>> begin TASK MATERIAL
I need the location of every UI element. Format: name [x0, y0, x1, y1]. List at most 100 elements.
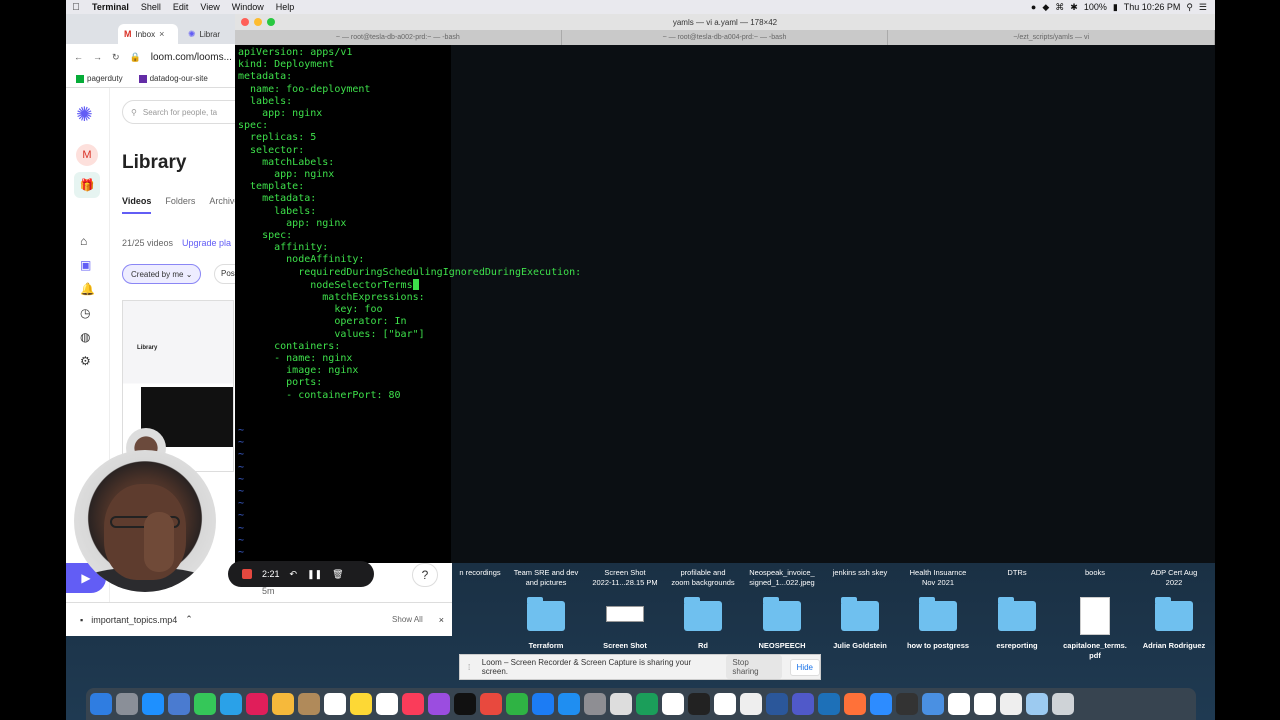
desktop-item-label[interactable]: Team SRE and dev and pictures — [506, 568, 586, 588]
keynote-icon[interactable] — [532, 693, 554, 715]
webcam-bubble[interactable] — [74, 450, 216, 592]
webex-icon[interactable] — [818, 693, 840, 715]
chrome-icon[interactable] — [662, 693, 684, 715]
zoom-window-icon[interactable] — [267, 18, 275, 26]
settings-icon[interactable] — [584, 693, 606, 715]
hide-button[interactable]: Hide — [789, 658, 820, 676]
tab-folders[interactable]: Folders — [165, 196, 195, 214]
chat-icon[interactable] — [220, 693, 242, 715]
minimize-window-icon[interactable] — [254, 18, 262, 26]
numbers-icon[interactable] — [506, 693, 528, 715]
contacts-icon[interactable] — [298, 693, 320, 715]
desktop-item-label[interactable]: Screen Shot — [580, 641, 670, 651]
home-icon[interactable]: ⌂ — [80, 234, 87, 248]
calendar-icon[interactable] — [324, 693, 346, 715]
slack-icon[interactable] — [246, 693, 268, 715]
messages-icon[interactable] — [194, 693, 216, 715]
back-icon[interactable]: ← — [74, 52, 83, 62]
desktop-item-label[interactable]: Screen Shot 2022-11...28.15 PM — [585, 568, 665, 588]
show-all-button[interactable]: Show All — [392, 615, 423, 624]
help-button[interactable]: ? — [412, 563, 438, 587]
menu-help[interactable]: Help — [270, 2, 301, 12]
desktop-item-label[interactable]: Neospeak_invoice_ signed_1...022.jpeg — [742, 568, 822, 588]
close-window-icon[interactable] — [241, 18, 249, 26]
textedit-icon[interactable] — [948, 693, 970, 715]
gift-icon[interactable]: 🎁 — [74, 172, 100, 198]
clock-icon[interactable]: ◷ — [80, 306, 90, 320]
finder-icon[interactable] — [90, 693, 112, 715]
image-file-icon[interactable] — [606, 606, 644, 622]
bluetooth-icon[interactable]: ✱ — [1070, 2, 1078, 13]
bookmark-datadog[interactable]: datadog-our-site — [138, 74, 208, 83]
folder-icon[interactable] — [841, 597, 879, 631]
photos-icon[interactable] — [272, 693, 294, 715]
pause-icon[interactable]: ❚❚ — [307, 569, 322, 580]
desktop-item-label[interactable]: capitalone_terms. pdf — [1050, 641, 1140, 661]
downloads-icon[interactable] — [1026, 693, 1048, 715]
desktop-item-label[interactable]: Adrian Rodriguez — [1129, 641, 1219, 651]
doc-icon[interactable] — [740, 693, 762, 715]
music-icon[interactable] — [402, 693, 424, 715]
close-icon[interactable]: × — [159, 29, 164, 39]
drag-handle-icon[interactable]: ⁞ — [468, 663, 474, 672]
globe-icon[interactable]: ◍ — [80, 330, 90, 344]
news-icon[interactable] — [480, 693, 502, 715]
address-field[interactable]: loom.com/looms... — [151, 52, 232, 63]
menu-window[interactable]: Window — [226, 2, 270, 12]
folder-icon[interactable] — [763, 597, 801, 631]
forward-icon[interactable]: → — [93, 52, 102, 62]
terminal-tab-2[interactable]: ~ — root@tesla-db-a004-prd:~ — -bash — [562, 30, 889, 45]
terminal-tab-3[interactable]: ~/ezt_scripts/yamls — vi — [888, 30, 1215, 45]
terminal-tab-1[interactable]: ~ — root@tesla-db-a002-prd:~ — -bash — [235, 30, 562, 45]
menu-view[interactable]: View — [194, 2, 225, 12]
loom-logo-icon[interactable]: ✺ — [76, 102, 93, 127]
folder-icon[interactable] — [684, 597, 722, 631]
dropbox-icon[interactable]: ◆ — [1042, 2, 1049, 13]
desktop-item-label[interactable]: how to postgress — [893, 641, 983, 651]
folder-icon[interactable] — [919, 597, 957, 631]
zoom-icon[interactable] — [870, 693, 892, 715]
vpn-icon[interactable] — [636, 693, 658, 715]
stop-recording-button[interactable] — [242, 569, 252, 579]
safari-icon[interactable] — [142, 693, 164, 715]
bookmark-pagerduty[interactable]: pagerduty — [76, 74, 123, 83]
launchpad-icon[interactable] — [116, 693, 138, 715]
desktop-item-label[interactable]: DTRs — [977, 568, 1057, 578]
desktop-item-label[interactable]: jenkins ssh skey — [820, 568, 900, 578]
download-item[interactable]: ▪ important_topics.mp4 ⌃ — [80, 614, 193, 625]
desktop-item-label[interactable]: esreporting — [972, 641, 1062, 651]
chevron-up-icon[interactable]: ⌃ — [185, 614, 193, 625]
control-center-icon[interactable]: ☰ — [1199, 2, 1207, 13]
folder-icon[interactable] — [1155, 597, 1193, 631]
notes-icon[interactable] — [350, 693, 372, 715]
menu-edit[interactable]: Edit — [167, 2, 195, 12]
tv-icon[interactable] — [454, 693, 476, 715]
menu-shell[interactable]: Shell — [135, 2, 167, 12]
stop-sharing-button[interactable]: Stop sharing — [726, 655, 782, 679]
wifi-icon[interactable]: ⌘ — [1055, 2, 1064, 13]
preview2-icon[interactable] — [1000, 693, 1022, 715]
trash-icon[interactable] — [1052, 693, 1074, 715]
tab-inbox[interactable]: M Inbox × — [118, 24, 178, 44]
microphone-icon[interactable]: ● — [1031, 2, 1036, 12]
vi-buffer[interactable]: apiVersion: apps/v1 kind: Deployment met… — [238, 47, 581, 402]
desktop-item-label[interactable]: profilable and zoom backgrounds — [663, 568, 743, 588]
roblox-icon[interactable] — [610, 693, 632, 715]
tab-library[interactable]: ✺ Librar — [182, 24, 242, 44]
reload-icon[interactable]: ↻ — [112, 52, 120, 63]
bell-icon[interactable]: 🔔 — [80, 282, 95, 296]
menu-app-name[interactable]: Terminal — [86, 2, 135, 12]
apple-icon[interactable]:  — [66, 2, 86, 13]
desktop-item-label[interactable]: Rd — [658, 641, 748, 651]
terminal-body[interactable]: apiVersion: apps/v1 kind: Deployment met… — [235, 45, 1215, 563]
pdf-file-icon[interactable] — [1080, 597, 1110, 635]
notes2-icon[interactable] — [974, 693, 996, 715]
desktop-item-label[interactable]: Terraform — [501, 641, 591, 651]
desktop-item-label[interactable]: ADP Cert Aug 2022 — [1134, 568, 1214, 588]
app-store-icon[interactable] — [558, 693, 580, 715]
trash-icon[interactable]: 🗑 — [332, 569, 343, 580]
slack2-icon[interactable] — [714, 693, 736, 715]
library-icon[interactable]: ▣ — [80, 258, 91, 272]
desktop-item-label[interactable]: Julie Goldstein — [815, 641, 905, 651]
folder-icon[interactable] — [998, 597, 1036, 631]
>> end TASK MATERIAL
▶ **STATED EXERCISE**: Repeat each of these records verbatim, omitting the pictures.

▶ **SOLUTION FOR THIS EXERCISE**:
I need the location of every UI element. Format: name [x0, y0, x1, y1]. List at most 100 elements.
desktop-item-label[interactable]: Team SRE and dev and pictures — [506, 568, 586, 588]
keynote-icon[interactable] — [532, 693, 554, 715]
webcam-bubble[interactable] — [74, 450, 216, 592]
webex-icon[interactable] — [818, 693, 840, 715]
chrome-icon[interactable] — [662, 693, 684, 715]
zoom-window-icon[interactable] — [267, 18, 275, 26]
settings-icon[interactable] — [584, 693, 606, 715]
hide-button[interactable]: Hide — [789, 658, 820, 676]
tab-folders[interactable]: Folders — [165, 196, 195, 214]
chat-icon[interactable] — [220, 693, 242, 715]
minimize-window-icon[interactable] — [254, 18, 262, 26]
numbers-icon[interactable] — [506, 693, 528, 715]
contacts-icon[interactable] — [298, 693, 320, 715]
desktop-item-label[interactable]: Screen Shot — [580, 641, 670, 651]
home-icon[interactable]: ⌂ — [80, 234, 87, 248]
calendar-icon[interactable] — [324, 693, 346, 715]
slack-icon[interactable] — [246, 693, 268, 715]
messages-icon[interactable] — [194, 693, 216, 715]
back-icon[interactable]: ← — [74, 52, 83, 62]
desktop-item-label[interactable]: Screen Shot 2022-11...28.15 PM — [585, 568, 665, 588]
show-all-button[interactable]: Show All — [392, 615, 423, 624]
help-button[interactable]: ? — [412, 563, 438, 587]
menu-help[interactable]: Help — [270, 2, 301, 12]
desktop-item-label[interactable]: Neospeak_invoice_ signed_1...022.jpeg — [742, 568, 822, 588]
close-window-icon[interactable] — [241, 18, 249, 26]
textedit-icon[interactable] — [948, 693, 970, 715]
gift-icon[interactable]: 🎁 — [74, 172, 100, 198]
clock-icon[interactable]: ◷ — [80, 306, 90, 320]
finder-icon[interactable] — [90, 693, 112, 715]
image-file-icon[interactable] — [606, 606, 644, 622]
bluetooth-icon[interactable]: ✱ — [1070, 2, 1078, 13]
bookmark-datadog[interactable]: datadog-our-site — [138, 74, 208, 83]
folder-icon[interactable] — [841, 597, 879, 631]
photos-icon[interactable] — [272, 693, 294, 715]
pause-icon[interactable]: ❚❚ — [307, 569, 322, 580]
desktop-item-label[interactable]: capitalone_terms. pdf — [1050, 641, 1140, 661]
downloads-icon[interactable] — [1026, 693, 1048, 715]
desktop-item-label[interactable]: Adrian Rodriguez — [1129, 641, 1219, 651]
doc-icon[interactable] — [740, 693, 762, 715]
music-icon[interactable] — [402, 693, 424, 715]
close-icon[interactable]: × — [159, 29, 164, 39]
drag-handle-icon[interactable]: ⁞ — [468, 663, 474, 672]
globe-icon[interactable]: ◍ — [80, 330, 90, 344]
news-icon[interactable] — [480, 693, 502, 715]
address-field[interactable]: loom.com/looms... — [151, 52, 232, 63]
menu-window[interactable]: Window — [226, 2, 270, 12]
folder-icon[interactable] — [763, 597, 801, 631]
forward-icon[interactable]: → — [93, 52, 102, 62]
terminal-tab-2[interactable]: ~ — root@tesla-db-a004-prd:~ — -bash — [562, 30, 889, 45]
terminal-tab-3[interactable]: ~/ezt_scripts/yamls — vi — [888, 30, 1215, 45]
terminal-tab-1[interactable]: ~ — root@tesla-db-a002-prd:~ — -bash — [235, 30, 562, 45]
menu-view[interactable]: View — [194, 2, 225, 12]
loom-logo-icon[interactable]: ✺ — [76, 102, 93, 127]
folder-icon[interactable] — [684, 597, 722, 631]
dropbox-icon[interactable]: ◆ — [1042, 2, 1049, 13]
desktop-item-label[interactable]: how to postgress — [893, 641, 983, 651]
folder-icon[interactable] — [919, 597, 957, 631]
zoom-icon[interactable] — [870, 693, 892, 715]
vpn-icon[interactable] — [636, 693, 658, 715]
stop-recording-button[interactable] — [242, 569, 252, 579]
safari-icon[interactable] — [142, 693, 164, 715]
bookmark-pagerduty[interactable]: pagerduty — [76, 74, 123, 83]
launchpad-icon[interactable] — [116, 693, 138, 715]
desktop-item-label[interactable]: DTRs — [977, 568, 1057, 578]
desktop-item-label[interactable]: jenkins ssh skey — [820, 568, 900, 578]
download-item[interactable]: ▪ important_topics.mp4 ⌃ — [80, 614, 193, 625]
desktop-item-label[interactable]: esreporting — [972, 641, 1062, 651]
chevron-up-icon[interactable]: ⌃ — [185, 614, 193, 625]
control-center-icon[interactable]: ☰ — [1199, 2, 1207, 13]
folder-icon[interactable] — [1155, 597, 1193, 631]
notes-icon[interactable] — [350, 693, 372, 715]
menu-edit[interactable]: Edit — [167, 2, 195, 12]
tv-icon[interactable] — [454, 693, 476, 715]
menu-shell[interactable]: Shell — [135, 2, 167, 12]
stop-sharing-button[interactable]: Stop sharing — [726, 655, 782, 679]
wifi-icon[interactable]: ⌘ — [1055, 2, 1064, 13]
preview2-icon[interactable] — [1000, 693, 1022, 715]
trash-icon[interactable] — [1052, 693, 1074, 715]
tab-inbox[interactable]: M Inbox × — [118, 24, 178, 44]
microphone-icon[interactable]: ● — [1031, 2, 1036, 12]
vi-buffer[interactable]: apiVersion: apps/v1 kind: Deployment met… — [238, 47, 581, 402]
desktop-item-label[interactable]: profilable and zoom backgrounds — [663, 568, 743, 588]
roblox-icon[interactable] — [610, 693, 632, 715]
tab-library[interactable]: ✺ Librar — [182, 24, 242, 44]
reload-icon[interactable]: ↻ — [112, 52, 120, 63]
bell-icon[interactable]: 🔔 — [80, 282, 95, 296]
menu-app-name[interactable]: Terminal — [86, 2, 135, 12]
apple-icon[interactable]:  — [66, 2, 86, 13]
desktop-item-label[interactable]: Rd — [658, 641, 748, 651]
terminal-body[interactable]: apiVersion: apps/v1 kind: Deployment met… — [235, 45, 1215, 563]
pdf-file-icon[interactable] — [1080, 597, 1110, 635]
notes2-icon[interactable] — [974, 693, 996, 715]
desktop-item-label[interactable]: Terraform — [501, 641, 591, 651]
desktop-item-label[interactable]: ADP Cert Aug 2022 — [1134, 568, 1214, 588]
app-store-icon[interactable] — [558, 693, 580, 715]
trash-icon[interactable]: 🗑 — [332, 569, 343, 580]
slack2-icon[interactable] — [714, 693, 736, 715]
library-icon[interactable]: ▣ — [80, 258, 91, 272]
desktop-item-label[interactable]: Julie Goldstein — [815, 641, 905, 651]
folder-icon[interactable] — [998, 597, 1036, 631]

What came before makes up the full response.